▸ **PROBLEM TO WORK ON**: Report every line below that holds the word "Stakes".

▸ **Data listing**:
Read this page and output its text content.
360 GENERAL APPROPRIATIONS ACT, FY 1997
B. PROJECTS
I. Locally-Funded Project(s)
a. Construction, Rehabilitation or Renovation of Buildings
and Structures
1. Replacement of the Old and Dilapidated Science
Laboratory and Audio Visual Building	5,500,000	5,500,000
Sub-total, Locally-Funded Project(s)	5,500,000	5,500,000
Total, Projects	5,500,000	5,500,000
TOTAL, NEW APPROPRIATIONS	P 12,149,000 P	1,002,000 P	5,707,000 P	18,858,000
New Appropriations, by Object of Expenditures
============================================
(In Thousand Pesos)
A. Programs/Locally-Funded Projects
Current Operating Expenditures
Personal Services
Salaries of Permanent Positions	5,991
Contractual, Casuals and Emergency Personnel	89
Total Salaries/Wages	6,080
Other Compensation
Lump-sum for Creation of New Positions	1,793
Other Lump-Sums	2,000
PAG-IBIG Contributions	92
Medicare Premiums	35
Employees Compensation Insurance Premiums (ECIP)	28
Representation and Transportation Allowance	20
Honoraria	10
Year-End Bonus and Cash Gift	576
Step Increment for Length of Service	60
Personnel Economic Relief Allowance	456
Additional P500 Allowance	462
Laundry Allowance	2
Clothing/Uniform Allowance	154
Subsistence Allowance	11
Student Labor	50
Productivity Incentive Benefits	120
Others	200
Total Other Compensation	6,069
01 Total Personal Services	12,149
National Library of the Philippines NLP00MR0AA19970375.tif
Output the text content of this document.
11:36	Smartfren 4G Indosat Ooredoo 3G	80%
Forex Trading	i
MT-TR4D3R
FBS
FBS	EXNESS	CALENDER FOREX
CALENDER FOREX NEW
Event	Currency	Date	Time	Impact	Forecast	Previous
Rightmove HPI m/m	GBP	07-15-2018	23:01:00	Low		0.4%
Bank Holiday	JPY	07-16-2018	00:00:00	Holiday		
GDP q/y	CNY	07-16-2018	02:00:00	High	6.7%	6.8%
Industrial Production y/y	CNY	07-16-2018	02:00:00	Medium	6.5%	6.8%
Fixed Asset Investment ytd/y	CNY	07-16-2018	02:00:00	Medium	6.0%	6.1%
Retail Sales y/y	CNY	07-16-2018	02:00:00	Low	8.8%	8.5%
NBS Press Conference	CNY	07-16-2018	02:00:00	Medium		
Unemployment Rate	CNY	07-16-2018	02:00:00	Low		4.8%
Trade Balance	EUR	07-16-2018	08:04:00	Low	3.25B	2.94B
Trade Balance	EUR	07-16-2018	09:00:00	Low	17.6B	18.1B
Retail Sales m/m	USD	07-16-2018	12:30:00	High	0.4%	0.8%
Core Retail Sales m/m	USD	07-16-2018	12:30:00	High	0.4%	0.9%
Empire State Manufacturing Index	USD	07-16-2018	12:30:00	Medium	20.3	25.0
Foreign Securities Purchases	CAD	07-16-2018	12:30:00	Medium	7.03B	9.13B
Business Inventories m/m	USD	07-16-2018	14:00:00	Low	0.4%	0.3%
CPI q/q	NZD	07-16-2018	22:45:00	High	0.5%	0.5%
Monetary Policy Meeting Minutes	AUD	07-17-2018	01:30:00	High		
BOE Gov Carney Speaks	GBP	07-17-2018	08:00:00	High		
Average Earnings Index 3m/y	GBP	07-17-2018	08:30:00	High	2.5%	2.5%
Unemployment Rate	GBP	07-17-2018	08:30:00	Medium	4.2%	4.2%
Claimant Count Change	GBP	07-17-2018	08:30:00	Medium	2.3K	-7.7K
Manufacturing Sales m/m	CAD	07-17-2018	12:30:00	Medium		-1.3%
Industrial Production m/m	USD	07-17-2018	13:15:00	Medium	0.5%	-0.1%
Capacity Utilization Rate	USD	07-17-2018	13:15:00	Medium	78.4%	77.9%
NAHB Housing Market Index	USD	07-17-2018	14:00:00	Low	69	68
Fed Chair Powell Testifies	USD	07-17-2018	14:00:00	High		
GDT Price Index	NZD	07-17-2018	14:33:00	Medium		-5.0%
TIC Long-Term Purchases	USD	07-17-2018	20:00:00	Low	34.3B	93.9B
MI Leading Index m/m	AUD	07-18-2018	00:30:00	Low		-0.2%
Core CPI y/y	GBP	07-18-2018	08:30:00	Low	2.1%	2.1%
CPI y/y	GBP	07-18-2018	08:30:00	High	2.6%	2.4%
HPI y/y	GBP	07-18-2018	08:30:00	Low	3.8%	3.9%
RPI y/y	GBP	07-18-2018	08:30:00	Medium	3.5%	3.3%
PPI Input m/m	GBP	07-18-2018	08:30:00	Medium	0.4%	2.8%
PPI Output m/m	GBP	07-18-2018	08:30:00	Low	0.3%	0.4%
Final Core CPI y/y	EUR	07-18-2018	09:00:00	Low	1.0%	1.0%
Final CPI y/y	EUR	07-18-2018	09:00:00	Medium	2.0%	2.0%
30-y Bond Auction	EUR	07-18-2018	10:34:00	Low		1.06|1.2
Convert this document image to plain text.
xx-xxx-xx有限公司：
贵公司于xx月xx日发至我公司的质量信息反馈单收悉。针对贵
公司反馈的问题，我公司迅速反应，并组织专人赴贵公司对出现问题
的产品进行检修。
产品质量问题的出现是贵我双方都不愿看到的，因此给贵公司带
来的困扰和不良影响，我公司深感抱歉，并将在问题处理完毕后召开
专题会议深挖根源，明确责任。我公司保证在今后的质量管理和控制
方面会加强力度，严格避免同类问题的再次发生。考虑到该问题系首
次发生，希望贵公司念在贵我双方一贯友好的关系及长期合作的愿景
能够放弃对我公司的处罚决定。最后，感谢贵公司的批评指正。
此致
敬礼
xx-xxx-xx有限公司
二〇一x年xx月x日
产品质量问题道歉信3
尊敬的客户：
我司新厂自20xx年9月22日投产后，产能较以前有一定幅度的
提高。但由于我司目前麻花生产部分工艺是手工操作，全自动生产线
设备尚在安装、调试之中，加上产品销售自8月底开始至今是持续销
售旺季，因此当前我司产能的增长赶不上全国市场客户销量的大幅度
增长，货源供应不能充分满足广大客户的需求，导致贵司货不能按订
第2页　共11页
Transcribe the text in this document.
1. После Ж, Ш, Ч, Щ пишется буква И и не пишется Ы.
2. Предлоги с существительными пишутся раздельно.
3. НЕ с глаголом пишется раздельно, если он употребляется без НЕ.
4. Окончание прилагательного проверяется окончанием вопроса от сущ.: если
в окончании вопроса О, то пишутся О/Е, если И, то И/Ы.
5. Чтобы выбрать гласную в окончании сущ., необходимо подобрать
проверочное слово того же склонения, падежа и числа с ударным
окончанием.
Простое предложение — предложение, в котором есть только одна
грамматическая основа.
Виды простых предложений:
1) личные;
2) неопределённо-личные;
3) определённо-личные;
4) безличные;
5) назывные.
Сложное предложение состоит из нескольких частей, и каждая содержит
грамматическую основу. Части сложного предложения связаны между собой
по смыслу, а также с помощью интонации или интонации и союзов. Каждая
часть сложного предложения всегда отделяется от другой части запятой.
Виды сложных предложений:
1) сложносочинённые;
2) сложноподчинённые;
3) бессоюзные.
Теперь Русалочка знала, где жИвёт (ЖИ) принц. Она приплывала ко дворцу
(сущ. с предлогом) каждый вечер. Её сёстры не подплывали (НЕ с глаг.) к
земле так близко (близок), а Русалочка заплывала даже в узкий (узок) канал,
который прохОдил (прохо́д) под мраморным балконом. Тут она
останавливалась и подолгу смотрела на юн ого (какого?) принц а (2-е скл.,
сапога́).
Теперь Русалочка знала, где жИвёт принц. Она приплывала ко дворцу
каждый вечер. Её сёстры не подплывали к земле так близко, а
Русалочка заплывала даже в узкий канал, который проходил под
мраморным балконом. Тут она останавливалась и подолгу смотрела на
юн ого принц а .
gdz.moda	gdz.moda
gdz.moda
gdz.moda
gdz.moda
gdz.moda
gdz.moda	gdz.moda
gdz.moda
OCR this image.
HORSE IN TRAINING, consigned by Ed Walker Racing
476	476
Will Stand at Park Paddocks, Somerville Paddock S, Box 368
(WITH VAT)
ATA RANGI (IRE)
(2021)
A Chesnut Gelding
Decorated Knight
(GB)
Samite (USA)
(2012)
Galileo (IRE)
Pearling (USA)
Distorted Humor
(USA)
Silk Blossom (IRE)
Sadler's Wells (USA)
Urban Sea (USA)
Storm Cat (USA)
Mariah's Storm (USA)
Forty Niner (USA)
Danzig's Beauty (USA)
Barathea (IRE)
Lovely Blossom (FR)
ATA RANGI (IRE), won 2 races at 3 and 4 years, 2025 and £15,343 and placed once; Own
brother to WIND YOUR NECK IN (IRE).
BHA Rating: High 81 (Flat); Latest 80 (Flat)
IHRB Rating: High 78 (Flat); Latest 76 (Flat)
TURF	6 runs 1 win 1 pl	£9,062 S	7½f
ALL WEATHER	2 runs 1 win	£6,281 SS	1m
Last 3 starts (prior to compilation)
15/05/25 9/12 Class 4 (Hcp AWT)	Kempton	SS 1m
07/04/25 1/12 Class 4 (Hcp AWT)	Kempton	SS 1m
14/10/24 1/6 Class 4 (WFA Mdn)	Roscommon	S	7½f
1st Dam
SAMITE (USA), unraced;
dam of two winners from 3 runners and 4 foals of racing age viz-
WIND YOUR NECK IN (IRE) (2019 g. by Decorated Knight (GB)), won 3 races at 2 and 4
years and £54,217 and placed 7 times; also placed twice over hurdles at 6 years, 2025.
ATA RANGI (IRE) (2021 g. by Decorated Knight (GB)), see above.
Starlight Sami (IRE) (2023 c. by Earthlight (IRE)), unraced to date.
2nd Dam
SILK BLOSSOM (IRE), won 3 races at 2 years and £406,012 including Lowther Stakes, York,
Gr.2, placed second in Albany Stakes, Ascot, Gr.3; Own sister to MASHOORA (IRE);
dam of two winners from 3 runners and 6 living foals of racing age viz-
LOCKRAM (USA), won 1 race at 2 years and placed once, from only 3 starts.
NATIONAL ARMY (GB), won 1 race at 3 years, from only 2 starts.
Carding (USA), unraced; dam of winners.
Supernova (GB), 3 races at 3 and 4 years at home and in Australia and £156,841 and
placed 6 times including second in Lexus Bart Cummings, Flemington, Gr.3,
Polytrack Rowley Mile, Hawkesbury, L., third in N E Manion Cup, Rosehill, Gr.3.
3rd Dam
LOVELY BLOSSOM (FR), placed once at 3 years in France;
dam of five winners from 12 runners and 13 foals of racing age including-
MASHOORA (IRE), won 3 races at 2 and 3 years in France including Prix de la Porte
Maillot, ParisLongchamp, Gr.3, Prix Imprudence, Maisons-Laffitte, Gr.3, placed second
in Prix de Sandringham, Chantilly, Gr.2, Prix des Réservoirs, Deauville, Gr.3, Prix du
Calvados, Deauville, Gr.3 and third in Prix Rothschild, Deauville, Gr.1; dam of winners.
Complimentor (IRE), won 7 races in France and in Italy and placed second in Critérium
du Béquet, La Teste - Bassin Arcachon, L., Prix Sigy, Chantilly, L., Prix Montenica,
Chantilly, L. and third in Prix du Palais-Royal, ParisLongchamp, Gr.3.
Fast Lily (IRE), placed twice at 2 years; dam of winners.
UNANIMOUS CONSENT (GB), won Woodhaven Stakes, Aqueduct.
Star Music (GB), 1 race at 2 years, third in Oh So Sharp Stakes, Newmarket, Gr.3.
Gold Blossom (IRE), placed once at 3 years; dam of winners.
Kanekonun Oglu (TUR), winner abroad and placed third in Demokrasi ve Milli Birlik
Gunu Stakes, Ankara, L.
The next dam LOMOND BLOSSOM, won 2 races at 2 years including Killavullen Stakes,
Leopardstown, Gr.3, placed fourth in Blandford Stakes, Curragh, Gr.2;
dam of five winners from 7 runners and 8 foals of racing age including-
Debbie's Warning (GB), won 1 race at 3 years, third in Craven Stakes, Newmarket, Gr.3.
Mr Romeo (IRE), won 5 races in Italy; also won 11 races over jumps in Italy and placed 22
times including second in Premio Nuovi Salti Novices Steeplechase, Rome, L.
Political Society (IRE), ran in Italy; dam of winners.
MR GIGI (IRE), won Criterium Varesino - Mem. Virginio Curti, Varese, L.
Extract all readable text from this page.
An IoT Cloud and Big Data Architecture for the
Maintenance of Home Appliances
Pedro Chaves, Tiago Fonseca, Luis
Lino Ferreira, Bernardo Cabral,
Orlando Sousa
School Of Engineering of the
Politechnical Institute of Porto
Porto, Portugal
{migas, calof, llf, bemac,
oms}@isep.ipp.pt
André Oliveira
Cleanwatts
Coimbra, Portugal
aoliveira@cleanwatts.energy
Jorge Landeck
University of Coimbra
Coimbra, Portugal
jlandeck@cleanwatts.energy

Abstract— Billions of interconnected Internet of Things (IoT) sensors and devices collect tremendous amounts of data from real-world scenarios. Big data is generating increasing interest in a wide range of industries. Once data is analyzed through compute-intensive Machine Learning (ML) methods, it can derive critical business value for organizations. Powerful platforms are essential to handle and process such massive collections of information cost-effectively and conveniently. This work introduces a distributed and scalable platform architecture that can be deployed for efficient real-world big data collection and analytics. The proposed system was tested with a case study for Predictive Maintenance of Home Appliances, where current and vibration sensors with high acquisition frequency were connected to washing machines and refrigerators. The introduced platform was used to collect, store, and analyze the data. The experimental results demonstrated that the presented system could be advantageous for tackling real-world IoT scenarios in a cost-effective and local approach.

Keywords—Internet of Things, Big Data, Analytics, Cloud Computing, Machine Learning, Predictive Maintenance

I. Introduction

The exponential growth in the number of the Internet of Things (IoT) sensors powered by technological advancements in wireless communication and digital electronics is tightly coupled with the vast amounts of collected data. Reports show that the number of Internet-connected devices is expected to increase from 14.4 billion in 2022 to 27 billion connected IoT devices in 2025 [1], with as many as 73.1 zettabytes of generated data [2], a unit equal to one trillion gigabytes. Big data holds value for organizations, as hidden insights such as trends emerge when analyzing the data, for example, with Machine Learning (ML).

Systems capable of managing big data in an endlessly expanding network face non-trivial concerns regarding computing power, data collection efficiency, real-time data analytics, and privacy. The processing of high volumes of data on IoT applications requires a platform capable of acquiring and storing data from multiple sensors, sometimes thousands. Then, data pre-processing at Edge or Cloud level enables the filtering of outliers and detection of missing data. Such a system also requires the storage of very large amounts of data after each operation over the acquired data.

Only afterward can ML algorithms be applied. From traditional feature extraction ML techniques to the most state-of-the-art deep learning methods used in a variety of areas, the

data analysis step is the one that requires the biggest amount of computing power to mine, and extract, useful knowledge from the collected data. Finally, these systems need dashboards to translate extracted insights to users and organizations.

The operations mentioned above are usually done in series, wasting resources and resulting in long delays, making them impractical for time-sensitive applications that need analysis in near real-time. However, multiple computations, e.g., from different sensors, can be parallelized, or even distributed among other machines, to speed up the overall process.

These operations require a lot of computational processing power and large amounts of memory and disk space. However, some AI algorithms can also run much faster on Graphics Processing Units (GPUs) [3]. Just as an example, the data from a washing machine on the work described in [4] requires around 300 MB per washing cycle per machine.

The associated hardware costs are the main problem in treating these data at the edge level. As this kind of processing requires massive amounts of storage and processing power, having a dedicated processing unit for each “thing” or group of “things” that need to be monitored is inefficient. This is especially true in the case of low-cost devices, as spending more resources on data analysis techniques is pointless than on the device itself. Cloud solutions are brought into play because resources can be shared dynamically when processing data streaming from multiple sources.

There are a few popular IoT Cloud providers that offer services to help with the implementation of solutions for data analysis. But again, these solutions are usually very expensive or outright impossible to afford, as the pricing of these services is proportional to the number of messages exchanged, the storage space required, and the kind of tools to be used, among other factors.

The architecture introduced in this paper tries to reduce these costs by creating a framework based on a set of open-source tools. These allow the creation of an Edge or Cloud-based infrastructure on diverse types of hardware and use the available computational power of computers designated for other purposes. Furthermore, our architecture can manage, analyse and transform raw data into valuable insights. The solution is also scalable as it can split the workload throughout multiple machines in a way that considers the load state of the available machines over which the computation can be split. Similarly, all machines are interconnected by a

▸ **WRITTEN RESPONSE**:
SILK BLOSSOM (IRE), won 3 races at 2 years and £406,012 including Lowther Stakes, York,
Gr.2, placed second in Albany Stakes, Ascot, Gr.3; Own sister to MASHOORA (IRE);
UNANIMOUS CONSENT (GB), won Woodhaven Stakes, Aqueduct.
Star Music (GB), 1 race at 2 years, third in Oh So Sharp Stakes, Newmarket, Gr.3.
Gunu Stakes, Ankara, L.
The next dam LOMOND BLOSSOM, won 2 races at 2 years including Killavullen Stakes,
Leopardstown, Gr.3, placed fourth in Blandford Stakes, Curragh, Gr.2;
Debbie's Warning (GB), won 1 race at 3 years, third in Craven Stakes, Newmarket, Gr.3.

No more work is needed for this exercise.